* BEGIN RECORDS SUPPLIED *

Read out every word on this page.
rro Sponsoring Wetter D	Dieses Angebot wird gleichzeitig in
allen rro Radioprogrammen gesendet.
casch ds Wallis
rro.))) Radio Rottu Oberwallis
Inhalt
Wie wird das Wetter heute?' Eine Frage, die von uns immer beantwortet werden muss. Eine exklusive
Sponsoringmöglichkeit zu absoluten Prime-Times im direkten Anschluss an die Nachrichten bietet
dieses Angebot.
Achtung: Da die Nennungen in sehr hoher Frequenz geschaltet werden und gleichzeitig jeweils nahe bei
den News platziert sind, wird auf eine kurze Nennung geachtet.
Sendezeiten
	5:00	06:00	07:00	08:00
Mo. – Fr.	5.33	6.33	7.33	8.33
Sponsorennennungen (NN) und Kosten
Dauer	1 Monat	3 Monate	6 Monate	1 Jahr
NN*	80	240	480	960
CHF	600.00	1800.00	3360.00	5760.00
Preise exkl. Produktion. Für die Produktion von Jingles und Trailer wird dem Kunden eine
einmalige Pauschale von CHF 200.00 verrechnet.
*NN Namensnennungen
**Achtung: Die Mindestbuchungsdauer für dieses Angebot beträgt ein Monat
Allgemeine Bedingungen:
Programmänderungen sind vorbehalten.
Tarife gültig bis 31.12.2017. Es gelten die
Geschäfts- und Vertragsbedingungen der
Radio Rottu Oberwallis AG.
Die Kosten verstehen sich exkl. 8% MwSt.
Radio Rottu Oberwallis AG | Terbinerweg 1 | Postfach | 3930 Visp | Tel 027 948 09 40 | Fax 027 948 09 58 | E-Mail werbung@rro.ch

* END RECORDS SUPPLIED *

→ TASK TO COMPLETE:
Return a copy of every line that includes the word "gleichzeitig".

→ WORKED ANSWER:
rro Sponsoring Wetter D	Dieses Angebot wird gleichzeitig in
Achtung: Da die Nennungen in sehr hoher Frequenz geschaltet werden und gleichzeitig jeweils nahe bei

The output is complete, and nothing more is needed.